:: THE RECORDS
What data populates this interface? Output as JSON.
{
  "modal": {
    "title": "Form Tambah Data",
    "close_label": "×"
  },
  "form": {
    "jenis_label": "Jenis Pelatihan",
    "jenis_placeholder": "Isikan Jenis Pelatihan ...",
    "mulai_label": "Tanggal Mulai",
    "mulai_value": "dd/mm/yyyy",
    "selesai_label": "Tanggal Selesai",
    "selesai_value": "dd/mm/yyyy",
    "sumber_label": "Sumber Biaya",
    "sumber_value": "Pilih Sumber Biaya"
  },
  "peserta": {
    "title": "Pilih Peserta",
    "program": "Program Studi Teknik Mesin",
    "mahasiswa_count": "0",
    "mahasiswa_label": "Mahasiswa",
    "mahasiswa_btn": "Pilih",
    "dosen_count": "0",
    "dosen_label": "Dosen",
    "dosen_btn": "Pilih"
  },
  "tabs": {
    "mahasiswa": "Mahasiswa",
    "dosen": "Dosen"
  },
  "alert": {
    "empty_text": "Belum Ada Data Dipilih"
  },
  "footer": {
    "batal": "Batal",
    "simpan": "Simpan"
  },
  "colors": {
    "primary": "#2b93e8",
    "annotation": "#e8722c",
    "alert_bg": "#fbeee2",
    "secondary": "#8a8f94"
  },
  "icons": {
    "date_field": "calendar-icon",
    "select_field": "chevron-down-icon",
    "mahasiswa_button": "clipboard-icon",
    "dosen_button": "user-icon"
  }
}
::::
- **EXERCISE GOAL**:
Reproduce the entries above in full by retyping them exactly.

- **RESULT OF THIS EXERCISE**:
What data populates this interface? Output as JSON.
{
  "modal": {
    "title": "Form Tambah Data",
    "close_label": "×"
  },
  "form": {
    "jenis_label": "Jenis Pelatihan",
    "jenis_placeholder": "Isikan Jenis Pelatihan ...",
    "mulai_label": "Tanggal Mulai",
    "mulai_value": "dd/mm/yyyy",
    "selesai_label": "Tanggal Selesai",
    "selesai_value": "dd/mm/yyyy",
    "sumber_label": "Sumber Biaya",
    "sumber_value": "Pilih Sumber Biaya"
  },
  "peserta": {
    "title": "Pilih Peserta",
    "program": "Program Studi Teknik Mesin",
    "mahasiswa_count": "0",
    "mahasiswa_label": "Mahasiswa",
    "mahasiswa_btn": "Pilih",
    "dosen_count": "0",
    "dosen_label": "Dosen",
    "dosen_btn": "Pilih"
  },
  "tabs": {
    "mahasiswa": "Mahasiswa",
    "dosen": "Dosen"
  },
  "alert": {
    "empty_text": "Belum Ada Data Dipilih"
  },
  "footer": {
    "batal": "Batal",
    "simpan": "Simpan"
  },
  "colors": {
    "primary": "#2b93e8",
    "annotation": "#e8722c",
    "alert_bg": "#fbeee2",
    "secondary": "#8a8f94"
  },
  "icons": {
    "date_field": "calendar-icon",
    "select_field": "chevron-down-icon",
    "mahasiswa_button": "clipboard-icon",
    "dosen_button": "user-icon"
  }
}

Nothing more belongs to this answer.